Check every line below for the word "которой" and show those that hold it.

===============

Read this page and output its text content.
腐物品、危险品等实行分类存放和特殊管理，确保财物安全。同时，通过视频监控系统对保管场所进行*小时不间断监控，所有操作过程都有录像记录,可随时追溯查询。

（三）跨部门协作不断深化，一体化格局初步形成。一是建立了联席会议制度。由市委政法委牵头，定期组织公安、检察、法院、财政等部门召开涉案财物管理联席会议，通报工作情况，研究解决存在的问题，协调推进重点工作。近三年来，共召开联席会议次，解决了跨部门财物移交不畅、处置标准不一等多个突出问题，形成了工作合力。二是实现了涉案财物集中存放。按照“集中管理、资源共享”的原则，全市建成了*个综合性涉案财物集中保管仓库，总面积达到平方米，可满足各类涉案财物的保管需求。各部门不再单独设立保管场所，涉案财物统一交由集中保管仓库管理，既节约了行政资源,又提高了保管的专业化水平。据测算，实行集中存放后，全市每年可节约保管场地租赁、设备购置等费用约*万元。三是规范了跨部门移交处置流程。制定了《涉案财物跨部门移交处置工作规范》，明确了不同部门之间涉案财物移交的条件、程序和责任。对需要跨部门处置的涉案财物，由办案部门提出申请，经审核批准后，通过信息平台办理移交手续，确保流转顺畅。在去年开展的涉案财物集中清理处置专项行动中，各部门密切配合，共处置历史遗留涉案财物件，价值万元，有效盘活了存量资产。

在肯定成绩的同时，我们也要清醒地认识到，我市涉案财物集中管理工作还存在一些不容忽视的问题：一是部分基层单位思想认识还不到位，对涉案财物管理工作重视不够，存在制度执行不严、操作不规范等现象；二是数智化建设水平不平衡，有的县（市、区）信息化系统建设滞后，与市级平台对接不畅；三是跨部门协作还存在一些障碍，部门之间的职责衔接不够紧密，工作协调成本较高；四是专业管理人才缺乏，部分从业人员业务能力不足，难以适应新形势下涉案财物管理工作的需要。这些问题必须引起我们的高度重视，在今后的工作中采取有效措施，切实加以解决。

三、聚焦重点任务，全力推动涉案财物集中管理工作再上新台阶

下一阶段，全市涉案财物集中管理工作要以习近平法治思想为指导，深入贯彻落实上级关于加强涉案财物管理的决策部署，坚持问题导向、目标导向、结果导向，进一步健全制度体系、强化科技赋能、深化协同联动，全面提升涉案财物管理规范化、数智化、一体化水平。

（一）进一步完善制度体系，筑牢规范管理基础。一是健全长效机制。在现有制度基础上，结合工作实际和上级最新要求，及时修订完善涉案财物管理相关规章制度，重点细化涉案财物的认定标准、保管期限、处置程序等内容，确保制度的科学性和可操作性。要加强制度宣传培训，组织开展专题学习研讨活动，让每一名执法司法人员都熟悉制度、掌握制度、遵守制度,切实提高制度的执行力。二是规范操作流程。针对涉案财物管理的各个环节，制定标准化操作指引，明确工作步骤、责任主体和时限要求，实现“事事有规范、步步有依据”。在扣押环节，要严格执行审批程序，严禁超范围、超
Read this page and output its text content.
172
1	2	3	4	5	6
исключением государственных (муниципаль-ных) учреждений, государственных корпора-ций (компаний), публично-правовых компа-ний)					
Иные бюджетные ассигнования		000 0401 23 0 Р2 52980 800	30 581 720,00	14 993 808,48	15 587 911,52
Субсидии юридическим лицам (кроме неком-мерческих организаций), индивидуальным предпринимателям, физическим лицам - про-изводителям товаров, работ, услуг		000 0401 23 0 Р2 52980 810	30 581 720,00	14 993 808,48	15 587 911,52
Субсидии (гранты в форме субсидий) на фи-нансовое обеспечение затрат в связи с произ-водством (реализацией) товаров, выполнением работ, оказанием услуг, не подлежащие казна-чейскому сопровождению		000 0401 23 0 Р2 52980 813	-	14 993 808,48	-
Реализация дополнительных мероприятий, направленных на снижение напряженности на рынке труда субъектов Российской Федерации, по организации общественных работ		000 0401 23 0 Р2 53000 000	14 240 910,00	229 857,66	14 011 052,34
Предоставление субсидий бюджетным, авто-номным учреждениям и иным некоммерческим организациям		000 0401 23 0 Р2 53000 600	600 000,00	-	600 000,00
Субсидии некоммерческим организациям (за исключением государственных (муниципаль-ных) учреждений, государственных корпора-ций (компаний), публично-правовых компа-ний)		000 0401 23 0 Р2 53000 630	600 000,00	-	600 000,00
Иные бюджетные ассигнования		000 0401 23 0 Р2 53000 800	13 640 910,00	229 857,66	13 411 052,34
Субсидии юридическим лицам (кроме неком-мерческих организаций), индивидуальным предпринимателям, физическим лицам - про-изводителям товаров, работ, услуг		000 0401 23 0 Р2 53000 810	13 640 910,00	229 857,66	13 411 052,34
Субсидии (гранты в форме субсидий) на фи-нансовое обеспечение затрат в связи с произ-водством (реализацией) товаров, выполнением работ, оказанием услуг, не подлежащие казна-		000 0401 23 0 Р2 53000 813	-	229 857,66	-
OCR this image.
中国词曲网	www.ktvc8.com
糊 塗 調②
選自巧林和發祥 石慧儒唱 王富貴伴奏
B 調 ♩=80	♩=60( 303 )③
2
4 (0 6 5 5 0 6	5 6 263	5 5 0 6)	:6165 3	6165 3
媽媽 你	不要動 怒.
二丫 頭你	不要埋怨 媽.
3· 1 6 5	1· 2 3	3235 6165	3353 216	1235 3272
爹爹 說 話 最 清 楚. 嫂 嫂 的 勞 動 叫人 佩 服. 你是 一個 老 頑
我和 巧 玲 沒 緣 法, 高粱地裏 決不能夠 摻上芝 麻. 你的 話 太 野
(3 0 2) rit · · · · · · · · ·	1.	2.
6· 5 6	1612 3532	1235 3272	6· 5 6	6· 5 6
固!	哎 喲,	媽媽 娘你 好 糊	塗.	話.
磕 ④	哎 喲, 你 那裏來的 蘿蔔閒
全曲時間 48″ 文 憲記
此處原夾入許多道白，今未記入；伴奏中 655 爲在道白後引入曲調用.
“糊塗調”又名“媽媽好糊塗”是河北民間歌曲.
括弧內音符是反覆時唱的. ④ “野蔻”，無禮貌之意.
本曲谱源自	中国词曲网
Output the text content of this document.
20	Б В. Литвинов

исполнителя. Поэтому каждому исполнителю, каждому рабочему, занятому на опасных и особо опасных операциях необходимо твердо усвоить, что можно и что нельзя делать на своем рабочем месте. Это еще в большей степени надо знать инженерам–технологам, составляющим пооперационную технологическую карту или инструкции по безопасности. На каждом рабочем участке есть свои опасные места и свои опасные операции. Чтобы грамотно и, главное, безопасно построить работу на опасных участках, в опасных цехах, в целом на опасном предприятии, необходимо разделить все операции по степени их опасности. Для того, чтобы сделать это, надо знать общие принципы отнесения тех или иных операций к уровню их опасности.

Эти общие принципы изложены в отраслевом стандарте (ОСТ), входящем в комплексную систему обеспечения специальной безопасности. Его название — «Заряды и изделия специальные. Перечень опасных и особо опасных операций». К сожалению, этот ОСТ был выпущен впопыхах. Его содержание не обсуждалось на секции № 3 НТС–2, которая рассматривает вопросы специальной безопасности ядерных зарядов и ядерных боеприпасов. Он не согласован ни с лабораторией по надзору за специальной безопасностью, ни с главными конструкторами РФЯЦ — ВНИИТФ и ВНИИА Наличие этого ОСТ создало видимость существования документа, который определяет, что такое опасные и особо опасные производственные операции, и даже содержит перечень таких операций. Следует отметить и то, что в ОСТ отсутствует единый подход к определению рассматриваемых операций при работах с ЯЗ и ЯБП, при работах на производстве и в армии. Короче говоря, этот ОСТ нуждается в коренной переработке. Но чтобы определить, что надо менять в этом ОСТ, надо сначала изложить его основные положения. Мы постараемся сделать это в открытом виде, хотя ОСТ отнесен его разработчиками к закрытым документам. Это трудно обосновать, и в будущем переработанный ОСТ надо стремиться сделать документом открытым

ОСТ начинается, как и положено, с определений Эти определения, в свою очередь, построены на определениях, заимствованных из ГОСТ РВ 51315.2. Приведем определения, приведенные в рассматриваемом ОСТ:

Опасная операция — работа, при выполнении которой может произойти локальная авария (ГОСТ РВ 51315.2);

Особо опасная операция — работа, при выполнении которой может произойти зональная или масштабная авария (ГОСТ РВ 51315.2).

===============

» RIGHT ANSWER:
Опасная операция — работа, при выполнении которой может произойти локальная авария (ГОСТ РВ 51315.2);
Особо опасная операция — работа, при выполнении которой может произойти зональная или масштабная авария (ГОСТ РВ 51315.2).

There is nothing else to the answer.